** start Stored records **
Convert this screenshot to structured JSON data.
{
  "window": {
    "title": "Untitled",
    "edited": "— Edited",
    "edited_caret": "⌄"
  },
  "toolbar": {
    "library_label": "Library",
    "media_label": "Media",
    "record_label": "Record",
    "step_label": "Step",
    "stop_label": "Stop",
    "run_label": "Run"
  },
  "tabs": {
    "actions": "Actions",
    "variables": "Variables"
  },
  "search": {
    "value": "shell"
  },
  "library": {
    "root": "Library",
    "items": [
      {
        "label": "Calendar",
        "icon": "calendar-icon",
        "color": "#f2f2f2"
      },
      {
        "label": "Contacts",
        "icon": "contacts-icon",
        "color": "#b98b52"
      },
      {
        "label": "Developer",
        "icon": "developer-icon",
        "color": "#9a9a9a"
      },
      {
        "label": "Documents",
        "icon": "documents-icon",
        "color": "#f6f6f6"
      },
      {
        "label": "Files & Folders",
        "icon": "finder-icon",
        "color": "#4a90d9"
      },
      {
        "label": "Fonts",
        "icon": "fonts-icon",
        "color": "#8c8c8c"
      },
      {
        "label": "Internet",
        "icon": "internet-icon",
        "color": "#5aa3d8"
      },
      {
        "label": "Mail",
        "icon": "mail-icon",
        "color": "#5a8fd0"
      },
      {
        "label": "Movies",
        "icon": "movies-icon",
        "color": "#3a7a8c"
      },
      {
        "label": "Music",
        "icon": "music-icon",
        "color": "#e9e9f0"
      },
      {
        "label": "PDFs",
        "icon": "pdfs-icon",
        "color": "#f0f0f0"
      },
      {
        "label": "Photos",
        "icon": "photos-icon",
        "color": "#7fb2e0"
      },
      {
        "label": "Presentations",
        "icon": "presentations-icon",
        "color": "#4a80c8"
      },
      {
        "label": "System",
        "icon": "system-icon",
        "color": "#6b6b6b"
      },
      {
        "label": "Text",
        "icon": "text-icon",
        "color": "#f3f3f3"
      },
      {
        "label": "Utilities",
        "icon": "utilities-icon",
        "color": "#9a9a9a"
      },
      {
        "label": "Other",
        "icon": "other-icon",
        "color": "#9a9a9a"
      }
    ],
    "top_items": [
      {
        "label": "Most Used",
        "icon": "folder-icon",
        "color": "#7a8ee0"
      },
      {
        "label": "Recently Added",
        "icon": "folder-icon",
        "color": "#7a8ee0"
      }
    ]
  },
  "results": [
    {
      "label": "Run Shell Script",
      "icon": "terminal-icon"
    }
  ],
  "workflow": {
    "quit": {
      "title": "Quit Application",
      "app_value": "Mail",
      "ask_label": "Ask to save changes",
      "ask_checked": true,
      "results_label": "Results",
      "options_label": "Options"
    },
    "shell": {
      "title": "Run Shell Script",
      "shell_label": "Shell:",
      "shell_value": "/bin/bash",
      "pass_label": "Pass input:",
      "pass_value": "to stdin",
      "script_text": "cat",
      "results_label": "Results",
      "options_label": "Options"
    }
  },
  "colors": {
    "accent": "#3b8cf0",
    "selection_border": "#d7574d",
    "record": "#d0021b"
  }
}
** end Stored records **
#### Task brief
Copy out the full material exactly as it appears.

#### Solution
Convert this screenshot to structured JSON data.
{
  "window": {
    "title": "Untitled",
    "edited": "— Edited",
    "edited_caret": "⌄"
  },
  "toolbar": {
    "library_label": "Library",
    "media_label": "Media",
    "record_label": "Record",
    "step_label": "Step",
    "stop_label": "Stop",
    "run_label": "Run"
  },
  "tabs": {
    "actions": "Actions",
    "variables": "Variables"
  },
  "search": {
    "value": "shell"
  },
  "library": {
    "root": "Library",
    "items": [
      {
        "label": "Calendar",
        "icon": "calendar-icon",
        "color": "#f2f2f2"
      },
      {
        "label": "Contacts",
        "icon": "contacts-icon",
        "color": "#b98b52"
      },
      {
        "label": "Developer",
        "icon": "developer-icon",
        "color": "#9a9a9a"
      },
      {
        "label": "Documents",
        "icon": "documents-icon",
        "color": "#f6f6f6"
      },
      {
        "label": "Files & Folders",
        "icon": "finder-icon",
        "color": "#4a90d9"
      },
      {
        "label": "Fonts",
        "icon": "fonts-icon",
        "color": "#8c8c8c"
      },
      {
        "label": "Internet",
        "icon": "internet-icon",
        "color": "#5aa3d8"
      },
      {
        "label": "Mail",
        "icon": "mail-icon",
        "color": "#5a8fd0"
      },
      {
        "label": "Movies",
        "icon": "movies-icon",
        "color": "#3a7a8c"
      },
      {
        "label": "Music",
        "icon": "music-icon",
        "color": "#e9e9f0"
      },
      {
        "label": "PDFs",
        "icon": "pdfs-icon",
        "color": "#f0f0f0"
      },
      {
        "label": "Photos",
        "icon": "photos-icon",
        "color": "#7fb2e0"
      },
      {
        "label": "Presentations",
        "icon": "presentations-icon",
        "color": "#4a80c8"
      },
      {
        "label": "System",
        "icon": "system-icon",
        "color": "#6b6b6b"
      },
      {
        "label": "Text",
        "icon": "text-icon",
        "color": "#f3f3f3"
      },
      {
        "label": "Utilities",
        "icon": "utilities-icon",
        "color": "#9a9a9a"
      },
      {
        "label": "Other",
        "icon": "other-icon",
        "color": "#9a9a9a"
      }
    ],
    "top_items": [
      {
        "label": "Most Used",
        "icon": "folder-icon",
        "color": "#7a8ee0"
      },
      {
        "label": "Recently Added",
        "icon": "folder-icon",
        "color": "#7a8ee0"
      }
    ]
  },
  "results": [
    {
      "label": "Run Shell Script",
      "icon": "terminal-icon"
    }
  ],
  "workflow": {
    "quit": {
      "title": "Quit Application",
      "app_value": "Mail",
      "ask_label": "Ask to save changes",
      "ask_checked": true,
      "results_label": "Results",
      "options_label": "Options"
    },
    "shell": {
      "title": "Run Shell Script",
      "shell_label": "Shell:",
      "shell_value": "/bin/bash",
      "pass_label": "Pass input:",
      "pass_value": "to stdin",
      "script_text": "cat",
      "results_label": "Results",
      "options_label": "Options"
    }
  },
  "colors": {
    "accent": "#3b8cf0",
    "selection_border": "#d7574d",
    "record": "#d0021b"
  }
}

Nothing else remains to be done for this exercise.